Big data reveals new, stark pictures of the state of our environments. It also reveals ‘bright spots’ amongst the broad pattern of decline and—crucially—the key conditions for these cases. Big data analyses could benefit the planet if tightly coupled with ongoing sustainability efforts.
This big data revolution, which encompasses techniques to capture, process, analyse and visualize large datasets in a rapid timeframe, has led to an explosion in data variety over the last five decades (Fig. 1a). Significant advances in data growth in the bio-geophysical sciences have allowed scientists to discover, analyse and understand environmental changes at micro to global scales, and separate out what is human-driven. As a consequence, the state and trends of the environment is increasingly becoming a focus of big data applications (Fig. 1b). Here, we discuss the trends emerging from these environmental analyses (including the derived data products) and propose a way forward to harness these technologies to mitigate global environmental declines.
Environmental changes revealed by big data
Almost invariably, the advances in big data analyses confirm planetary declines and, in most cases, reveal that declines are worse than previously indicated (Fig. 1b). For example, a landmark collaboration between NASA and the European Space Agency integrated the Antarctic ice sheet’s changing volume, flow and gravitational attraction to model its surface mass balance, which revealed Antarctica lost 2720 ± 1390 Mg of ice between 1992 and 2017 (equating to a sea-level rise of 7.6 ± 3.9 mm)2. Yet only a few years prior, the IPCC stated that ‘we have medium confidence in model projections of a future Antarctic SMB [surface mass balance] increase, implying a negative contribution to GMSL [global mean sea level] rise’ (p.115510). Similarly, efforts to create a Red List of Ecosystems—an emerging methodology using multiple lines of evidence to assess the threat status of ecosystems11—has already revealed some alarming results. For instance, in the Americas and the Caribbean, 85% of the forest area and 80% of forest types are potentially threatened12. While these methodical developments are impressive and urgently needed, they reveal a stark picture for the environment.

> [Given task 1]: In the passage on big data and the environment, swap "planet" for "Earth" and write out the stretch from "Big data reveals" through "ongoing sustainability efforts.".
> [Given task 2]: Name every organization mentioned in the passage on big data and the environment.
The rows after this point are separate from the passage on big data and the environment.

> [Data excerpts]:
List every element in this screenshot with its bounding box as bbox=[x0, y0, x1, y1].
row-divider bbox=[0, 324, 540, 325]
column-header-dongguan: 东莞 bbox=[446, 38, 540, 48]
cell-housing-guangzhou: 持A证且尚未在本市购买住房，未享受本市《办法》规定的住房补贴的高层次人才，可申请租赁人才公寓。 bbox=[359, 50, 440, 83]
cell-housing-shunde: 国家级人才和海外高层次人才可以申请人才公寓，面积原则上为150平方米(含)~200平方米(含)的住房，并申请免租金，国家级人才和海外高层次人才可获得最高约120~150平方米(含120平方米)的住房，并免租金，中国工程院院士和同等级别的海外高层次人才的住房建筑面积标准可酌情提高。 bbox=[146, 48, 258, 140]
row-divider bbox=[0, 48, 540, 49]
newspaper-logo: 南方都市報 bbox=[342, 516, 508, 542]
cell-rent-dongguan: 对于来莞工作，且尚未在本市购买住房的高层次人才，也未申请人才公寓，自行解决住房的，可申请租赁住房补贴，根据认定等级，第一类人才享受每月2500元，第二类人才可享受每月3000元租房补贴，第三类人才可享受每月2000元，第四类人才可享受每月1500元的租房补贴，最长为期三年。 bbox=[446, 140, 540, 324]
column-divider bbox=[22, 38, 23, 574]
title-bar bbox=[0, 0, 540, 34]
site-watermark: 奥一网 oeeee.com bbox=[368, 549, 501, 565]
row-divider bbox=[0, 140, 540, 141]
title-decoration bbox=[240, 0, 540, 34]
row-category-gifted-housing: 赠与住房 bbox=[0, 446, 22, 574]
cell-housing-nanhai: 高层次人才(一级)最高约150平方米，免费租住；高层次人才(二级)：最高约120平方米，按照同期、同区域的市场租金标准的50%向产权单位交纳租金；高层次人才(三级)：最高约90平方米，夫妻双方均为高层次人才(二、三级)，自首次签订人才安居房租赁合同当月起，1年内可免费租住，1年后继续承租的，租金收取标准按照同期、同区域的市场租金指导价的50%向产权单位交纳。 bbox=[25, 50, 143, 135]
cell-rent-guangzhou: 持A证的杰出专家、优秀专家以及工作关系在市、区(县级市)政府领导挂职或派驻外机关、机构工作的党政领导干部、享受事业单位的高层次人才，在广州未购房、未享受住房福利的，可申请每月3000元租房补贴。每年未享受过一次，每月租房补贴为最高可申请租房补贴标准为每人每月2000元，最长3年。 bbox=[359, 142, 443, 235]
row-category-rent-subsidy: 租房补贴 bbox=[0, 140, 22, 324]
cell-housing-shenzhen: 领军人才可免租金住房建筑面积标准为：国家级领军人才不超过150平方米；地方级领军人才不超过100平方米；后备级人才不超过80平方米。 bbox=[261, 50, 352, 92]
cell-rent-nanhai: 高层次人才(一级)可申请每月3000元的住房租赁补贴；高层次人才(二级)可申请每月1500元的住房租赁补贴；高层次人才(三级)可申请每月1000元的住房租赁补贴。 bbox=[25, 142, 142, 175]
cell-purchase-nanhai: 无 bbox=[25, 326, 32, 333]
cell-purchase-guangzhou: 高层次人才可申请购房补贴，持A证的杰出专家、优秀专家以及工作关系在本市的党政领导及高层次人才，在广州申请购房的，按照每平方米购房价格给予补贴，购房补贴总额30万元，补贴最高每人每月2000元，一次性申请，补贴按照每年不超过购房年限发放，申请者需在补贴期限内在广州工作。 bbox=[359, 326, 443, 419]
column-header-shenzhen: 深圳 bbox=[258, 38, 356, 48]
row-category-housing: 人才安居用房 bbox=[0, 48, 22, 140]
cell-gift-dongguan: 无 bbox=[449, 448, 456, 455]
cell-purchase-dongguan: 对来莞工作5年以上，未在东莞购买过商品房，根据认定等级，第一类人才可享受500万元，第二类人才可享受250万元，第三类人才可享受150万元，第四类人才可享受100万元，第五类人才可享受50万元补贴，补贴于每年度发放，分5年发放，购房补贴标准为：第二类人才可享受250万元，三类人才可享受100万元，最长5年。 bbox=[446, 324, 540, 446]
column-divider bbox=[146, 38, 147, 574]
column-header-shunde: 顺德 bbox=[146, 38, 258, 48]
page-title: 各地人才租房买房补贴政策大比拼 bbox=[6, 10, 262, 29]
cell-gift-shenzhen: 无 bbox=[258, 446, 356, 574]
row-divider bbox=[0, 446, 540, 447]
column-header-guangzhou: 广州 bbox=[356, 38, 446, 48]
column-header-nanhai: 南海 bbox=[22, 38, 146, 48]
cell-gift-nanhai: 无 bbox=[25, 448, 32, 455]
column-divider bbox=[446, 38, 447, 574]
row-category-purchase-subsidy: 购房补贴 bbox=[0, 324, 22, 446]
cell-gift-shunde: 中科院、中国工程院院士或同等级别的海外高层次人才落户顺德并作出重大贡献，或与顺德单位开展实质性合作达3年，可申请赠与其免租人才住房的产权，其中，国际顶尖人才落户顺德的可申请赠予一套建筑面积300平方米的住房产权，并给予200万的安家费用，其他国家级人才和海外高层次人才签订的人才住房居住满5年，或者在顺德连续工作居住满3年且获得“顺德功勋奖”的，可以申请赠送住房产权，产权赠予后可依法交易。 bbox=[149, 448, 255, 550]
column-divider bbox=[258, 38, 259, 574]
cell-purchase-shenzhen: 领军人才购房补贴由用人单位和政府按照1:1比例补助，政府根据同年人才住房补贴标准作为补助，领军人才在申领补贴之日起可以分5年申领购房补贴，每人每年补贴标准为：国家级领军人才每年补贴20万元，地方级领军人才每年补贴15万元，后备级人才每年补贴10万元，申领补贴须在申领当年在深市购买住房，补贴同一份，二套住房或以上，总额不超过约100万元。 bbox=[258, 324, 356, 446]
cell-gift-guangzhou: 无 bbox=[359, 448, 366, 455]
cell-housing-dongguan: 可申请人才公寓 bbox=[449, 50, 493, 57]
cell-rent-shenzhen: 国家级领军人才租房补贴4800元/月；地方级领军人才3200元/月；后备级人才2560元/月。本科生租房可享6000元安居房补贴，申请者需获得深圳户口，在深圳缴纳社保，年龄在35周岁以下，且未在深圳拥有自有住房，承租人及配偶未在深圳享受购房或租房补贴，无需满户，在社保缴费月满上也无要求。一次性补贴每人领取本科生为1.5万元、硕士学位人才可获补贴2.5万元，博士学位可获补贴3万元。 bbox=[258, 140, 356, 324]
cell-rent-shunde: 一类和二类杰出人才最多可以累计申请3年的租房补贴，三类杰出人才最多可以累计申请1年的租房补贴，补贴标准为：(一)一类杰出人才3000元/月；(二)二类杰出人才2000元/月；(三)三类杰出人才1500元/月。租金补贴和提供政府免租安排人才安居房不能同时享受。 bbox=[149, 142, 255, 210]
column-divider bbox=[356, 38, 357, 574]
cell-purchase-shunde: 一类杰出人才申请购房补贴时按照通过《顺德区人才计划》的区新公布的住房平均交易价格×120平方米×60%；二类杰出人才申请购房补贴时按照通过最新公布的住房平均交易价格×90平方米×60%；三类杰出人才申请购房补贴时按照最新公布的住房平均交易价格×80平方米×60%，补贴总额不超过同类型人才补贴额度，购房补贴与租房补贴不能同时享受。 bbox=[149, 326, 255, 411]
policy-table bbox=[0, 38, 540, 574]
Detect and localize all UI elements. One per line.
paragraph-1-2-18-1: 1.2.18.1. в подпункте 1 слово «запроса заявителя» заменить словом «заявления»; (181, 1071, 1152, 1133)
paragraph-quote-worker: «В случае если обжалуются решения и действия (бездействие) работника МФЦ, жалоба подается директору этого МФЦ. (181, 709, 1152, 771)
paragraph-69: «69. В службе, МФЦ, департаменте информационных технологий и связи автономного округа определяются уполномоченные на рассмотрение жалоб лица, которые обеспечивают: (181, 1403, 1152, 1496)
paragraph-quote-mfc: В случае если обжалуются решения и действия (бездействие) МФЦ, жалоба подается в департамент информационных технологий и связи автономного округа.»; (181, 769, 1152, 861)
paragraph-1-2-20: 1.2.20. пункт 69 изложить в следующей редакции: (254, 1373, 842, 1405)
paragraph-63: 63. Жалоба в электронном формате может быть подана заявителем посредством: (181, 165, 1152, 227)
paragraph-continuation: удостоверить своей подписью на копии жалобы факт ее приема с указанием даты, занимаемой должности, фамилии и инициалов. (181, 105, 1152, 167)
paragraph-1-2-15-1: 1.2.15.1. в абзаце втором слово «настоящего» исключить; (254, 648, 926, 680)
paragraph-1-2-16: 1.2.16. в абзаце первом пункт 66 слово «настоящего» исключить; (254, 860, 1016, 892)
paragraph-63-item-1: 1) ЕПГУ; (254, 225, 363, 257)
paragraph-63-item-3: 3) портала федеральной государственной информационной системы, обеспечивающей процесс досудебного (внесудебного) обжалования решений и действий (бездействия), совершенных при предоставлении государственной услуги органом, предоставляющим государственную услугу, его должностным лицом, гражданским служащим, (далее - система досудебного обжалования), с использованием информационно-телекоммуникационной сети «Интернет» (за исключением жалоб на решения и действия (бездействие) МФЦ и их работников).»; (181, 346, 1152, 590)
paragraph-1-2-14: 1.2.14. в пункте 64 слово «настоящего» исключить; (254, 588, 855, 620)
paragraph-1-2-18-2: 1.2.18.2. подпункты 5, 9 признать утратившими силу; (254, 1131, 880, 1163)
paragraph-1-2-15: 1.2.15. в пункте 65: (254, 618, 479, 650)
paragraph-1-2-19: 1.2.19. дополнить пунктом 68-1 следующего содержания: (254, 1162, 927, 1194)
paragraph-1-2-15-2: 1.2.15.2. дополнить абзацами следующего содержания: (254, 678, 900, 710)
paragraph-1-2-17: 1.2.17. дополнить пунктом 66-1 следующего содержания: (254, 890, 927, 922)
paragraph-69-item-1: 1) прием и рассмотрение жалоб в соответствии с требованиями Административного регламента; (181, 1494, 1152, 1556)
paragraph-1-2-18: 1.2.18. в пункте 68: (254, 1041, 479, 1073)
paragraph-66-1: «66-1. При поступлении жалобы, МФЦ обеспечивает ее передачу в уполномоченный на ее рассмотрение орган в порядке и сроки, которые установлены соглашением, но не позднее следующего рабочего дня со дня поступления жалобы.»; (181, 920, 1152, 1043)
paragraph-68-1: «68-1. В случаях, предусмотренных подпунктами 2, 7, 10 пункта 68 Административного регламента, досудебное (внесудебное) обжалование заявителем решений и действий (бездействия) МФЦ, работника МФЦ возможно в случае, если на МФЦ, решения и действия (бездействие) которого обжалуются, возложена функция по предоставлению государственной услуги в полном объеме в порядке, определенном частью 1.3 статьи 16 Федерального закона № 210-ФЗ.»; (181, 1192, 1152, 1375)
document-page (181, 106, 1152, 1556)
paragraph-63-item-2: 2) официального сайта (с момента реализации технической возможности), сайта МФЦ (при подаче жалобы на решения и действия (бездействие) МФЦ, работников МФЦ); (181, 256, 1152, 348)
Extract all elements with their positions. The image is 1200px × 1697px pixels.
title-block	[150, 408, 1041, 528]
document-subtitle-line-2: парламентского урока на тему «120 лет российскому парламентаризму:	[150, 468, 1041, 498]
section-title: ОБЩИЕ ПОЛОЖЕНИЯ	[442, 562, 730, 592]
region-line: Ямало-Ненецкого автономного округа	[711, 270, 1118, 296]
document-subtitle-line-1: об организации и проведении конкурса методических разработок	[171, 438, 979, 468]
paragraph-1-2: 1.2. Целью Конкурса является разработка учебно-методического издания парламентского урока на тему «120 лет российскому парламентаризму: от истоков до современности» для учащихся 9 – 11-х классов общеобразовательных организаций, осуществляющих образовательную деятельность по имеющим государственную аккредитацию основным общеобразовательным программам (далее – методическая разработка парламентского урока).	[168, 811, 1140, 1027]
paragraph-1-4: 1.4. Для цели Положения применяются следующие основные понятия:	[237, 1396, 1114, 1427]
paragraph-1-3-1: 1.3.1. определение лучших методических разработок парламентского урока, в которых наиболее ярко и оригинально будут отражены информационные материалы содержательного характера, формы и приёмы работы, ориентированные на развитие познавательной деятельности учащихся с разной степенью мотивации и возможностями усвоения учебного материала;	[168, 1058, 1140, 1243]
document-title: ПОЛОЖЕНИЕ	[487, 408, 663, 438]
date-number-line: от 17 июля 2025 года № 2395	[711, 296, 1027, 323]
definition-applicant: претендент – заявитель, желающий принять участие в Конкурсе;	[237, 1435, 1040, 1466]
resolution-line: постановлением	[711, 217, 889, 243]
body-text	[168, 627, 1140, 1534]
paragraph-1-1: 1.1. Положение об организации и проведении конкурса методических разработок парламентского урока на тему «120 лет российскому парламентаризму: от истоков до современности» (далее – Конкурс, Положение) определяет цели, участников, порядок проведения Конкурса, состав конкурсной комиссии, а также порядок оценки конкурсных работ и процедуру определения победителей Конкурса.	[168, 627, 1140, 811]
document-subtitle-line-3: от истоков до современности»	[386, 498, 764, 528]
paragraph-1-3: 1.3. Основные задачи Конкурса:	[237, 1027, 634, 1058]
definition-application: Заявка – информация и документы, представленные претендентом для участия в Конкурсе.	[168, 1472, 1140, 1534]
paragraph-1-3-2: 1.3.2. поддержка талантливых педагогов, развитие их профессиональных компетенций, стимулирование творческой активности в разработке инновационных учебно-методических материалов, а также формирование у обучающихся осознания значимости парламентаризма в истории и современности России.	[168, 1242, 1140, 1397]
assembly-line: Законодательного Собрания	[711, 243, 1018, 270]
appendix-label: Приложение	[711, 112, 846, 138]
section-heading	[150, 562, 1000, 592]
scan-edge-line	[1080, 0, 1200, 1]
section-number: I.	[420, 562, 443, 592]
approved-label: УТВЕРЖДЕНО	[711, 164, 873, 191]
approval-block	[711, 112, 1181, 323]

> [Problem solution 1]:
Big data reveals new, stark pictures of the state of our environments. It also reveals ‘bright spots’ amongst the broad pattern of decline and—crucially—the key conditions for these cases. Big data analyses could benefit the Earth if tightly coupled with ongoing sustainability efforts.

> [Problem solution 2]: NASA, the European Space Agency, the IPCC